66 Days Away from Bama Kickoff: Roger Shultz
Each day counting down to Alabama's Week 1 matchup with Utah State, I will highlight one former player whose jersey number coincides with the amount of days until the game. It's back to the center position today as we look at one of the best to ever do it at Alabama, Roger Shultz.
Roger Shultz played for the Crimson Tide from 1986-1990, suiting up for three different head coaches during a tumultuous time in program history. A highly touted center out of Peachtree High School in Atlanta, GA, Shultz was recruited by then-Alabama coach Ray Perkins.
Perkins, who left the Crimson Tide after Shultz's freshman season, noticed the 6-foot-2, 250 lb. center while actually on a recruiting visit for another prospect who also played at Alabama, quarterback Billy Ray.

--- --- ---

**To do**
(a) Retype the Roger Shultz profile from "Perkins, who left" up to and including "quarterback Billy Ray.".
(b) Answer these questions from the Roger Shultz profile:
(i) Which high school did Shultz come from?
(ii) Which team does Alabama play in Week 1?
(iii) Which quarterback prospect was Perkins visiting when he noticed Shultz?
(c) Say whether each statement agrees with the Roger Shultz profile:
(i) Shultz played under three head coaches at Alabama.
(ii) Perkins left the Crimson Tide before Shultz's freshman season.
(iii) Shultz weighed 250 pounds.
None of the data here is needed for this work.

**Layout annotation data**
--- --- ---

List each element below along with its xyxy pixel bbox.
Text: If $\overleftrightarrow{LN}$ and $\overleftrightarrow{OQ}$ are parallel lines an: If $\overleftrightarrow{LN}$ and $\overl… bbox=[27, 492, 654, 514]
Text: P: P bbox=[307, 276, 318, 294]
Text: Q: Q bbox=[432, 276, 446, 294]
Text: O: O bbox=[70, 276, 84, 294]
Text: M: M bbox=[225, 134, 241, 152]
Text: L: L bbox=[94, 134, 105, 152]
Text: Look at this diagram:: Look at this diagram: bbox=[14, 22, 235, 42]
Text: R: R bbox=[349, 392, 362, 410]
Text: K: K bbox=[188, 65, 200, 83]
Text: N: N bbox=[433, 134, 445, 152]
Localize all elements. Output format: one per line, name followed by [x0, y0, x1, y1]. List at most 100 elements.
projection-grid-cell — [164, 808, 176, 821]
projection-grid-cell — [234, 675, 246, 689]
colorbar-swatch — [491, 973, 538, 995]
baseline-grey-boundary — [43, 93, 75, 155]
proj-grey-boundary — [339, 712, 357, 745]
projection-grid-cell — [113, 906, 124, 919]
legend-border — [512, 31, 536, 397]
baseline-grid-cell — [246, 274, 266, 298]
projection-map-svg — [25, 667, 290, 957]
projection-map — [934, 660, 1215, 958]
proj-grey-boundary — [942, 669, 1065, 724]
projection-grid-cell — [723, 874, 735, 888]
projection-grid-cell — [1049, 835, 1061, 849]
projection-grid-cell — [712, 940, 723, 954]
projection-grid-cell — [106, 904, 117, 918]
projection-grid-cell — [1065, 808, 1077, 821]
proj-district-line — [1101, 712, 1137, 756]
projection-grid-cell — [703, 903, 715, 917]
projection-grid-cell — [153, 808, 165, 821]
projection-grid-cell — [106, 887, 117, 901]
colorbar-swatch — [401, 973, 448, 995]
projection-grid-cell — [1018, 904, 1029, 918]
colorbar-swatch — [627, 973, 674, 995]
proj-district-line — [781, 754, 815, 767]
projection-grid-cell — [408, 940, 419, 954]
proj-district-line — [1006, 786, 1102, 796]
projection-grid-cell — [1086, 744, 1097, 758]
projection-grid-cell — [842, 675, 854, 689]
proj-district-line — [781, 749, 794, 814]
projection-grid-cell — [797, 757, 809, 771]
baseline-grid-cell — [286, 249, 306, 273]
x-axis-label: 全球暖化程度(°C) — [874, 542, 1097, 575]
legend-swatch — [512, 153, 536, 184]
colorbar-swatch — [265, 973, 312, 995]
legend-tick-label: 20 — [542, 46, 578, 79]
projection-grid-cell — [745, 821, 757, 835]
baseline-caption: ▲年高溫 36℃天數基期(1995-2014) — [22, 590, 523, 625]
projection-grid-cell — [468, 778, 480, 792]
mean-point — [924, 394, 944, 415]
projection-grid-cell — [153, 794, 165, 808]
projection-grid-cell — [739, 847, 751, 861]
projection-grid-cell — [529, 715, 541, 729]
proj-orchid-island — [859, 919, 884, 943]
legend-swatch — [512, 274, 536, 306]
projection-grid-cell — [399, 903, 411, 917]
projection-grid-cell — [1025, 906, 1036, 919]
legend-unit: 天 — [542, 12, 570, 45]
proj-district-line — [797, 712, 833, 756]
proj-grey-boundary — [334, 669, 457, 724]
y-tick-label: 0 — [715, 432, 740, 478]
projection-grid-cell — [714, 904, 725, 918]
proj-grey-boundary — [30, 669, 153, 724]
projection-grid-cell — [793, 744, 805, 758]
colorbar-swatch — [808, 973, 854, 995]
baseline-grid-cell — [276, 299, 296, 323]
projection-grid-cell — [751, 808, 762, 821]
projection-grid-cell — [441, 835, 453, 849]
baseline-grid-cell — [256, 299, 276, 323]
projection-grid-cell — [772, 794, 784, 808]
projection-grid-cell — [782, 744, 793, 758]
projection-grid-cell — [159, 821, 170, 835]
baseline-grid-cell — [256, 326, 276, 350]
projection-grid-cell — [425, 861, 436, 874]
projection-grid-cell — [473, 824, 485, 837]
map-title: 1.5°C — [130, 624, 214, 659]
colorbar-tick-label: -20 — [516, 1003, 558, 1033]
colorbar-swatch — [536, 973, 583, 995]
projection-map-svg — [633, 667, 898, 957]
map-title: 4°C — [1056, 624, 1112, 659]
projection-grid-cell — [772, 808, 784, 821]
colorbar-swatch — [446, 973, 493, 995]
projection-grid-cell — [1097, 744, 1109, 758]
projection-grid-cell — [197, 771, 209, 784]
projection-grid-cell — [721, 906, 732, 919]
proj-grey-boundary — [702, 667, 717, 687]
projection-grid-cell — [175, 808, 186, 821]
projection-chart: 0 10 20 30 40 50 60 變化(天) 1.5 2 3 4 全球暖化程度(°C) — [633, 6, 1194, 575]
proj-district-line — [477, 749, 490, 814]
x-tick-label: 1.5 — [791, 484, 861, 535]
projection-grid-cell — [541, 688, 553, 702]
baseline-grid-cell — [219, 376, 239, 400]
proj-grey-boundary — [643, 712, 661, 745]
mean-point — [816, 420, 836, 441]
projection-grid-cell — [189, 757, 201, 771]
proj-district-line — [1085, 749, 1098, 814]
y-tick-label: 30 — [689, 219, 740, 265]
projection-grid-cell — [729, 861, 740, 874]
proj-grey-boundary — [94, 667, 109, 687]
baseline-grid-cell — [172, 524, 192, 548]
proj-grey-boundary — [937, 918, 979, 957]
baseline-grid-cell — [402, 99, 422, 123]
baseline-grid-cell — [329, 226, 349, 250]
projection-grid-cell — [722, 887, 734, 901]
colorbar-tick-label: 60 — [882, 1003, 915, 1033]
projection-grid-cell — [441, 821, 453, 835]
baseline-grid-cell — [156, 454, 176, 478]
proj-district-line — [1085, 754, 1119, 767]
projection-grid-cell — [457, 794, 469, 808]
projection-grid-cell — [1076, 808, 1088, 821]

--- --- ---

**Solutions to the problems**
(a)
Perkins, who left the Crimson Tide after Shultz's freshman season, noticed the 6-foot-2, 250 lb. center while actually on a recruiting visit for another prospect who also played at Alabama, quarterback Billy Ray.

(b)
(i) Peachtree High School in Atlanta, GA
(ii) Utah State
(iii) Billy Ray

(c)
(i) Yes: "suiting up for three different head coaches"
(ii) No: "left the Crimson Tide after Shultz's freshman season"
(iii) Yes: "the 6-foot-2, 250 lb. center"